Each line of the material below should be reproduced exactly.

(Figure data in JSON)
****
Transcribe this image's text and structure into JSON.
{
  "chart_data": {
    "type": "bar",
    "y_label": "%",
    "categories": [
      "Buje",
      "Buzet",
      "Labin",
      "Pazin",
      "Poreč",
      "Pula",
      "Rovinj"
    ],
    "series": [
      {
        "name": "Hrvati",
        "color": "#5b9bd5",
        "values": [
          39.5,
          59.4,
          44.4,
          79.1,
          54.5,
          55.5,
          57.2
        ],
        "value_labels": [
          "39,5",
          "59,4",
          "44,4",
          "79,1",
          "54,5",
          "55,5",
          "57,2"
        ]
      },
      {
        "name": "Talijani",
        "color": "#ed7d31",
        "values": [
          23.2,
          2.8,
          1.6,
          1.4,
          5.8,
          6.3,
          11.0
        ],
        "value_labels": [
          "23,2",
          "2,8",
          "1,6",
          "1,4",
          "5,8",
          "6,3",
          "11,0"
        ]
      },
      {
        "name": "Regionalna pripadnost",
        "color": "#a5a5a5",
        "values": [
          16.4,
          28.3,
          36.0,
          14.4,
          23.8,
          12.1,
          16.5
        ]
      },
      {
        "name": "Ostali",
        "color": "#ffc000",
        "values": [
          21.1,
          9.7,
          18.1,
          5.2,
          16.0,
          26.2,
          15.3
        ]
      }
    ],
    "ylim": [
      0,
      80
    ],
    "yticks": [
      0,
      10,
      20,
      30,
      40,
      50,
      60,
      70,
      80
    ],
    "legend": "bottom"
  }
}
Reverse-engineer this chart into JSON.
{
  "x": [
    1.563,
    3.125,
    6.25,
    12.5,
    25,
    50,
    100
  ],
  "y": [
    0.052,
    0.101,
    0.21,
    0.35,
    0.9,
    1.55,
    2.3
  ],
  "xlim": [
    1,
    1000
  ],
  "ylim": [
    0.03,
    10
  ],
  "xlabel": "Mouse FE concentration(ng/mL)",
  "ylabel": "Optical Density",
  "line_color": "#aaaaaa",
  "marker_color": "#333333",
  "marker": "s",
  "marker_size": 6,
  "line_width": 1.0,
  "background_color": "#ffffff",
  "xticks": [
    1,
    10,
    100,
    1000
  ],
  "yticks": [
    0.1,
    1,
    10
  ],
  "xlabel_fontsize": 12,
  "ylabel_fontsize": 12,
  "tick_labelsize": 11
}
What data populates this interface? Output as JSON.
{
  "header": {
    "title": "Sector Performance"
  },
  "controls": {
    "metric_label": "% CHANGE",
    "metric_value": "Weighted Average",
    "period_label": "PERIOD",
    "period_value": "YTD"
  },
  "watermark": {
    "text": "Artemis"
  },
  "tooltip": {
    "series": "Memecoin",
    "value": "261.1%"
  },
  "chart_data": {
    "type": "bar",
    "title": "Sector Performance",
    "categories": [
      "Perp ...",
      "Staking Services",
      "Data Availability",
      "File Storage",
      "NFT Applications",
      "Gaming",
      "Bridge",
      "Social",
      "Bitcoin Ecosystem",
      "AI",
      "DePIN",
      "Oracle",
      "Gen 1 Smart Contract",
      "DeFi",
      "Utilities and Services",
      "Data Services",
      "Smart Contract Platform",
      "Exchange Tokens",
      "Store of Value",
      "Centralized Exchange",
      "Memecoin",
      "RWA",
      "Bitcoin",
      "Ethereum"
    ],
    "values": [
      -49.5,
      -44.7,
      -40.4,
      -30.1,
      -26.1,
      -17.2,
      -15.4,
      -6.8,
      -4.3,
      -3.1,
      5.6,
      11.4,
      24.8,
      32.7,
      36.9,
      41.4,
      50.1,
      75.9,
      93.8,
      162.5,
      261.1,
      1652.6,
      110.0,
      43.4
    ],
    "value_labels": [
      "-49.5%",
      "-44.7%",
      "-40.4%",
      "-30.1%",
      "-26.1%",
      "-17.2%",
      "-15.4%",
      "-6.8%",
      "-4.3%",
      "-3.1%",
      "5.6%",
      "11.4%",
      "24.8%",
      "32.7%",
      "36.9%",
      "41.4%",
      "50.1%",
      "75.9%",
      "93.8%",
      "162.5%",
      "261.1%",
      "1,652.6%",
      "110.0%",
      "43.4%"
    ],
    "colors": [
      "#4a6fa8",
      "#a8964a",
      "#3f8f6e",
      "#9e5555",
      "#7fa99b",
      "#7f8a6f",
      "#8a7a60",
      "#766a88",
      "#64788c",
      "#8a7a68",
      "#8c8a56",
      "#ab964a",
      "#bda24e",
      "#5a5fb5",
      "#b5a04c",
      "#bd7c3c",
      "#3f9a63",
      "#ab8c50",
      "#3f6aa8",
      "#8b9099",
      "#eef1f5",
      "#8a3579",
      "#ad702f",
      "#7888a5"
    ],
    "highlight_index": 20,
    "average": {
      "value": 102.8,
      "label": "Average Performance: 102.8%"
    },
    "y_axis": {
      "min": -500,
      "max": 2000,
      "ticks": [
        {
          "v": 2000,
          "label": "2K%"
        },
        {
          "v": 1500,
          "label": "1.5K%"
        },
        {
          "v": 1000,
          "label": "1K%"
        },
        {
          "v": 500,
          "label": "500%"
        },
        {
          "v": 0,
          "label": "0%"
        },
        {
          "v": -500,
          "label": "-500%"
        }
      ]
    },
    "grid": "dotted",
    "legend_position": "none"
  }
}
****
**Reply to the task:**
Transcribe this image's text and structure into JSON.
{
  "chart_data": {
    "type": "bar",
    "y_label": "%",
    "categories": [
      "Buje",
      "Buzet",
      "Labin",
      "Pazin",
      "Poreč",
      "Pula",
      "Rovinj"
    ],
    "series": [
      {
        "name": "Hrvati",
        "color": "#5b9bd5",
        "values": [
          39.5,
          59.4,
          44.4,
          79.1,
          54.5,
          55.5,
          57.2
        ],
        "value_labels": [
          "39,5",
          "59,4",
          "44,4",
          "79,1",
          "54,5",
          "55,5",
          "57,2"
        ]
      },
      {
        "name": "Talijani",
        "color": "#ed7d31",
        "values": [
          23.2,
          2.8,
          1.6,
          1.4,
          5.8,
          6.3,
          11.0
        ],
        "value_labels": [
          "23,2",
          "2,8",
          "1,6",
          "1,4",
          "5,8",
          "6,3",
          "11,0"
        ]
      },
      {
        "name": "Regionalna pripadnost",
        "color": "#a5a5a5",
        "values": [
          16.4,
          28.3,
          36.0,
          14.4,
          23.8,
          12.1,
          16.5
        ]
      },
      {
        "name": "Ostali",
        "color": "#ffc000",
        "values": [
          21.1,
          9.7,
          18.1,
          5.2,
          16.0,
          26.2,
          15.3
        ]
      }
    ],
    "ylim": [
      0,
      80
    ],
    "yticks": [
      0,
      10,
      20,
      30,
      40,
      50,
      60,
      70,
      80
    ],
    "legend": "bottom"
  }
}
Reverse-engineer this chart into JSON.
{
  "x": [
    1.563,
    3.125,
    6.25,
    12.5,
    25,
    50,
    100
  ],
  "y": [
    0.052,
    0.101,
    0.21,
    0.35,
    0.9,
    1.55,
    2.3
  ],
  "xlim": [
    1,
    1000
  ],
  "ylim": [
    0.03,
    10
  ],
  "xlabel": "Mouse FE concentration(ng/mL)",
  "ylabel": "Optical Density",
  "line_color": "#aaaaaa",
  "marker_color": "#333333",
  "marker": "s",
  "marker_size": 6,
  "line_width": 1.0,
  "background_color": "#ffffff",
  "xticks": [
    1,
    10,
    100,
    1000
  ],
  "yticks": [
    0.1,
    1,
    10
  ],
  "xlabel_fontsize": 12,
  "ylabel_fontsize": 12,
  "tick_labelsize": 11
}
What data populates this interface? Output as JSON.
{
  "header": {
    "title": "Sector Performance"
  },
  "controls": {
    "metric_label": "% CHANGE",
    "metric_value": "Weighted Average",
    "period_label": "PERIOD",
    "period_value": "YTD"
  },
  "watermark": {
    "text": "Artemis"
  },
  "tooltip": {
    "series": "Memecoin",
    "value": "261.1%"
  },
  "chart_data": {
    "type": "bar",
    "title": "Sector Performance",
    "categories": [
      "Perp ...",
      "Staking Services",
      "Data Availability",
      "File Storage",
      "NFT Applications",
      "Gaming",
      "Bridge",
      "Social",
      "Bitcoin Ecosystem",
      "AI",
      "DePIN",
      "Oracle",
      "Gen 1 Smart Contract",
      "DeFi",
      "Utilities and Services",
      "Data Services",
      "Smart Contract Platform",
      "Exchange Tokens",
      "Store of Value",
      "Centralized Exchange",
      "Memecoin",
      "RWA",
      "Bitcoin",
      "Ethereum"
    ],
    "values": [
      -49.5,
      -44.7,
      -40.4,
      -30.1,
      -26.1,
      -17.2,
      -15.4,
      -6.8,
      -4.3,
      -3.1,
      5.6,
      11.4,
      24.8,
      32.7,
      36.9,
      41.4,
      50.1,
      75.9,
      93.8,
      162.5,
      261.1,
      1652.6,
      110.0,
      43.4
    ],
    "value_labels": [
      "-49.5%",
      "-44.7%",
      "-40.4%",
      "-30.1%",
      "-26.1%",
      "-17.2%",
      "-15.4%",
      "-6.8%",
      "-4.3%",
      "-3.1%",
      "5.6%",
      "11.4%",
      "24.8%",
      "32.7%",
      "36.9%",
      "41.4%",
      "50.1%",
      "75.9%",
      "93.8%",
      "162.5%",
      "261.1%",
      "1,652.6%",
      "110.0%",
      "43.4%"
    ],
    "colors": [
      "#4a6fa8",
      "#a8964a",
      "#3f8f6e",
      "#9e5555",
      "#7fa99b",
      "#7f8a6f",
      "#8a7a60",
      "#766a88",
      "#64788c",
      "#8a7a68",
      "#8c8a56",
      "#ab964a",
      "#bda24e",
      "#5a5fb5",
      "#b5a04c",
      "#bd7c3c",
      "#3f9a63",
      "#ab8c50",
      "#3f6aa8",
      "#8b9099",
      "#eef1f5",
      "#8a3579",
      "#ad702f",
      "#7888a5"
    ],
    "highlight_index": 20,
    "average": {
      "value": 102.8,
      "label": "Average Performance: 102.8%"
    },
    "y_axis": {
      "min": -500,
      "max": 2000,
      "ticks": [
        {
          "v": 2000,
          "label": "2K%"
        },
        {
          "v": 1500,
          "label": "1.5K%"
        },
        {
          "v": 1000,
          "label": "1K%"
        },
        {
          "v": 500,
          "label": "500%"
        },
        {
          "v": 0,
          "label": "0%"
        },
        {
          "v": -500,
          "label": "-500%"
        }
      ]
    },
    "grid": "dotted",
    "legend_position": "none"
  }
}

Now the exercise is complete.